[Chart and figure data]
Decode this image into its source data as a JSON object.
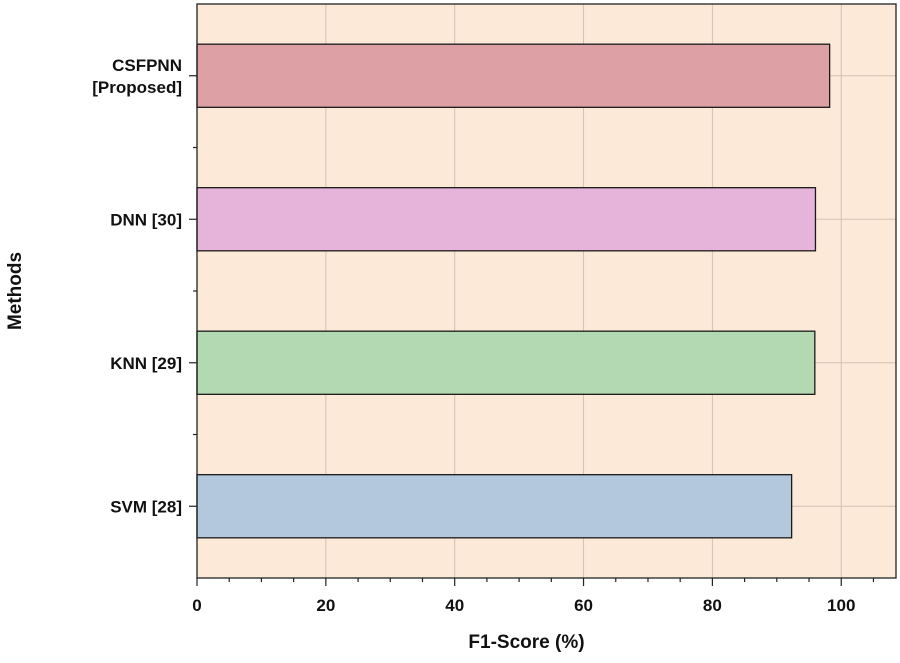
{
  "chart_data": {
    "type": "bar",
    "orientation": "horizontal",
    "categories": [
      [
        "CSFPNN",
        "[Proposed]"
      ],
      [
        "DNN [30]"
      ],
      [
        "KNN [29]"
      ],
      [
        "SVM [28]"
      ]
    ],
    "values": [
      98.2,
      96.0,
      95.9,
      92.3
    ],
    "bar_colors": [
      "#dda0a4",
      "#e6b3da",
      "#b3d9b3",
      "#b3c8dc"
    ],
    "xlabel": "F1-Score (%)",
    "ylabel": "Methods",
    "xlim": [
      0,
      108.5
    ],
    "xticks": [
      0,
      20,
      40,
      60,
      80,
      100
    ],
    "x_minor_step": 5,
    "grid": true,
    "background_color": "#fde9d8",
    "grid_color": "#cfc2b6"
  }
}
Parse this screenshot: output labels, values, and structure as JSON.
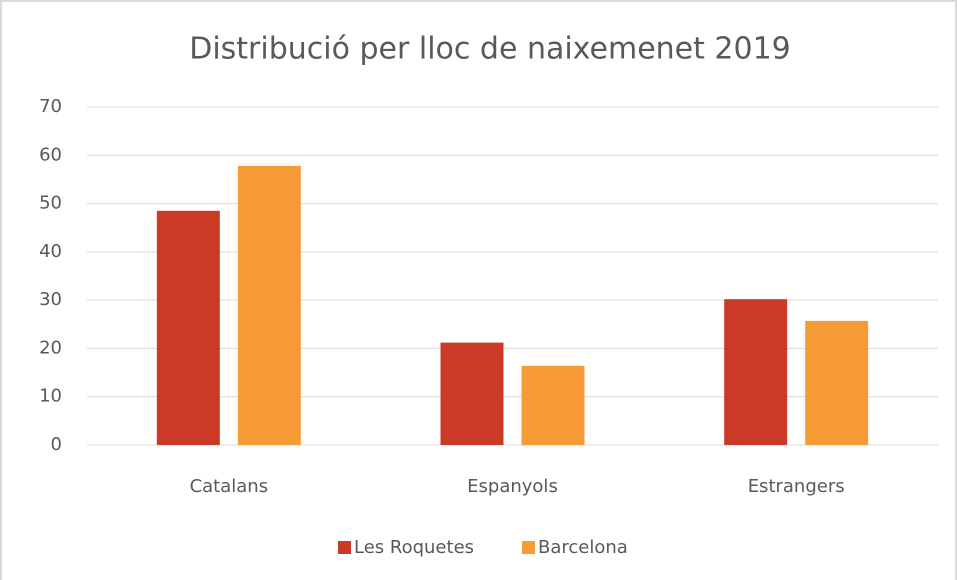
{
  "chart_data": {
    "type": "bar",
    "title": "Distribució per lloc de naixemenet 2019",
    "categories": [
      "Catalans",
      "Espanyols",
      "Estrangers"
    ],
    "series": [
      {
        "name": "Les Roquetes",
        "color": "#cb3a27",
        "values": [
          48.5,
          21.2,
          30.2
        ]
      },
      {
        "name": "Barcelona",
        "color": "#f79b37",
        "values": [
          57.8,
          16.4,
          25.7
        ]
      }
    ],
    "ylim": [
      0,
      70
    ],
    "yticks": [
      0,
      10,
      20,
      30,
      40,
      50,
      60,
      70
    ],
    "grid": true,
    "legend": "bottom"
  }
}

* * *

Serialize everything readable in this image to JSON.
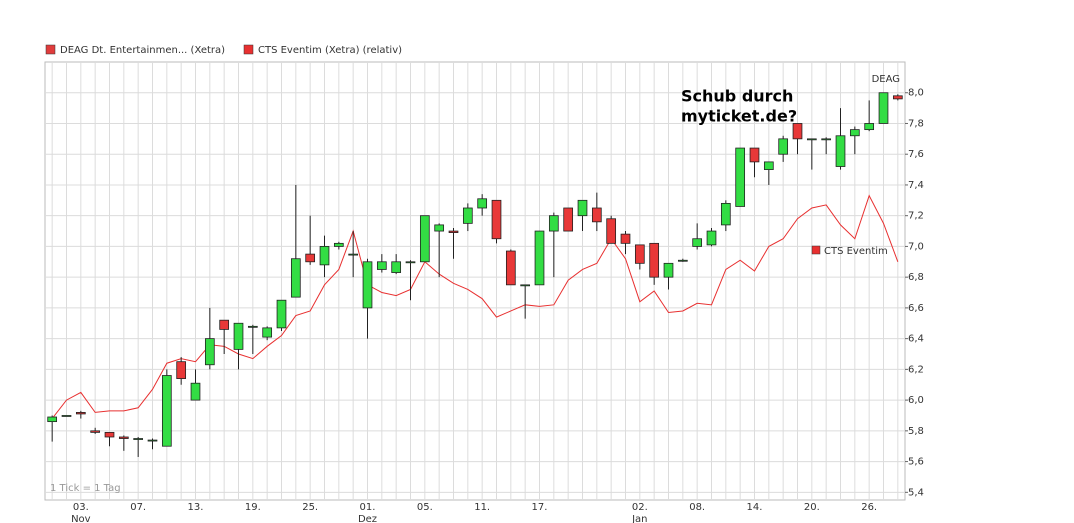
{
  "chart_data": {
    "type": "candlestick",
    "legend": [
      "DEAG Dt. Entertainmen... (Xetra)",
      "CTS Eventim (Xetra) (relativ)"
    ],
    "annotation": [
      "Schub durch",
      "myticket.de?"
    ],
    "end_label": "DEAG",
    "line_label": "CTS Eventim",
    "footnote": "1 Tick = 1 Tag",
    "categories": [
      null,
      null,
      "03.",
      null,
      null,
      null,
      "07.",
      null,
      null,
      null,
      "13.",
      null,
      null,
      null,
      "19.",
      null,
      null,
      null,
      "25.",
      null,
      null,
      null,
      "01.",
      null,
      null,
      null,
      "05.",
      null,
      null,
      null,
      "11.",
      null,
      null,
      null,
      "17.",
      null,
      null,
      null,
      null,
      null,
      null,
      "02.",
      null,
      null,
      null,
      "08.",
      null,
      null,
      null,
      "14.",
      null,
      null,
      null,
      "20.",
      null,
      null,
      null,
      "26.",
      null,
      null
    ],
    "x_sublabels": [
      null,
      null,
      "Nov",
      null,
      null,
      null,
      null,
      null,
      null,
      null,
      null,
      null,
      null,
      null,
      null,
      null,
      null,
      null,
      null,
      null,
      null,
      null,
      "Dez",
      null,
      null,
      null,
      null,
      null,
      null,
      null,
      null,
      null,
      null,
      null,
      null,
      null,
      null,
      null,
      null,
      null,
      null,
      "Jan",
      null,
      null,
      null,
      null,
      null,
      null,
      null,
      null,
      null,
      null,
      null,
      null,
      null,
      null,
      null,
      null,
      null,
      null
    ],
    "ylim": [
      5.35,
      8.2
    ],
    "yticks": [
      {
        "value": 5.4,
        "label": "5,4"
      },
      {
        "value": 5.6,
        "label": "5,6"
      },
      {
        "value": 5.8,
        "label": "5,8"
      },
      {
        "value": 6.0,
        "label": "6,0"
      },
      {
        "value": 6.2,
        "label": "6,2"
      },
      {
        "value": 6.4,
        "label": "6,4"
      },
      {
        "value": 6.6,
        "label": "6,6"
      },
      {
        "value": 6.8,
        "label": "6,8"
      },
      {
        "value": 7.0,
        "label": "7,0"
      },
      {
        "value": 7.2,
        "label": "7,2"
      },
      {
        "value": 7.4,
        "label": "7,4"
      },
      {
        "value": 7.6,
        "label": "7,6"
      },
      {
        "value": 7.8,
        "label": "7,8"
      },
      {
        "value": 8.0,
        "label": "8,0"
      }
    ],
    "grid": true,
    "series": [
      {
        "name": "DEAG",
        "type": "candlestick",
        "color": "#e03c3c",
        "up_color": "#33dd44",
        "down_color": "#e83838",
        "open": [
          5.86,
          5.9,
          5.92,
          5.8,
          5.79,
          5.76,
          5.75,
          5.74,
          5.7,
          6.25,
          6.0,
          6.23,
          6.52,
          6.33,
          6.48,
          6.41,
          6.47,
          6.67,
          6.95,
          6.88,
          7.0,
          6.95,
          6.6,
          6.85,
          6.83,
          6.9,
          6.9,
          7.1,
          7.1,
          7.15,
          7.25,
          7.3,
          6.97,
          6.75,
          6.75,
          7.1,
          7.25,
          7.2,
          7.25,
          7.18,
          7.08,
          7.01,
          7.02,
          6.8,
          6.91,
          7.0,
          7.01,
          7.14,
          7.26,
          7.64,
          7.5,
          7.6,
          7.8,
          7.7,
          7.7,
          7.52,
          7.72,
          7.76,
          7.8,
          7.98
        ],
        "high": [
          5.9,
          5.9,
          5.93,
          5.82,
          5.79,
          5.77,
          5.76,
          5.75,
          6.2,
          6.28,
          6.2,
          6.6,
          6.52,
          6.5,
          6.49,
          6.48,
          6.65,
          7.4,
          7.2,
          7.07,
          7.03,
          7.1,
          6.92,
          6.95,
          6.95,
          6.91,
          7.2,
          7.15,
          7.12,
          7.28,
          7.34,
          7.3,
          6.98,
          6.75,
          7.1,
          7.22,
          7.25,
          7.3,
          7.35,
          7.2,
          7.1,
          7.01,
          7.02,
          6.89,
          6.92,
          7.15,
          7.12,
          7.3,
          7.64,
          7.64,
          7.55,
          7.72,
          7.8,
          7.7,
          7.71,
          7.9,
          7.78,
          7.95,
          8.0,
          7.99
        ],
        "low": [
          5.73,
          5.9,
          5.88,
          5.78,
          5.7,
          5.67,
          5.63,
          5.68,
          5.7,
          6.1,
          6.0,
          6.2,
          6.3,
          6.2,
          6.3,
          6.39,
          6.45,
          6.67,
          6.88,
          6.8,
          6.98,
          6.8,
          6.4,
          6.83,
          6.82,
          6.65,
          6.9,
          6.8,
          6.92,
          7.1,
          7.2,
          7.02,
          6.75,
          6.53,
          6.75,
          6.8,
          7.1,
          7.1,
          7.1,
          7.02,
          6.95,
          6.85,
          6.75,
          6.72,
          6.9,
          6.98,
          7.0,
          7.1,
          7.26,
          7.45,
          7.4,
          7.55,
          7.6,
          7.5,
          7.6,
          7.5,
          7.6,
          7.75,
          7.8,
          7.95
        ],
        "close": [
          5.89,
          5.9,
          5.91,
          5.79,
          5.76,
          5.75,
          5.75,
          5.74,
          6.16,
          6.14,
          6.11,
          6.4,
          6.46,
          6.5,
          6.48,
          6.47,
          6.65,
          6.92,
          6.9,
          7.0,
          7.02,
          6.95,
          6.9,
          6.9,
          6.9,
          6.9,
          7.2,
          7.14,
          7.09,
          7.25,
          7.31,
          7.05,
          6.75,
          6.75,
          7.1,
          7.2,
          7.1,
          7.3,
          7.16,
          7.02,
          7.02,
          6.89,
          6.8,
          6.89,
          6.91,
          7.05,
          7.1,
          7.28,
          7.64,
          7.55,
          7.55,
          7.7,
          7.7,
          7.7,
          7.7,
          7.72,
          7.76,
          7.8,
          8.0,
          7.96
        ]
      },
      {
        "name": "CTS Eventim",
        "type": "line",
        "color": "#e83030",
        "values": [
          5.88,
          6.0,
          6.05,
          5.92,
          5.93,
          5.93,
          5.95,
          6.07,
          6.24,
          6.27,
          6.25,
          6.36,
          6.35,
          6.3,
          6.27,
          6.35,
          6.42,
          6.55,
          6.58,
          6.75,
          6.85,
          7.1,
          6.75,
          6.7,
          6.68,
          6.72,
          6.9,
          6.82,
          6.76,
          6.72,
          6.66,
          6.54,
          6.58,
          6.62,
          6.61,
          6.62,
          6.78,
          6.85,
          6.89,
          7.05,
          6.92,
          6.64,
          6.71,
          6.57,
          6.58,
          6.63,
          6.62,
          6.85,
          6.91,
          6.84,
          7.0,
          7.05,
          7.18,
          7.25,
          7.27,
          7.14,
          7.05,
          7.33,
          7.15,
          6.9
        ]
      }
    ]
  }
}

* _EXERCISE PROMPT_:
State how many lines hold the word "Xetra". The number is the whole answer.

* _FINISHED ANSWER_:
2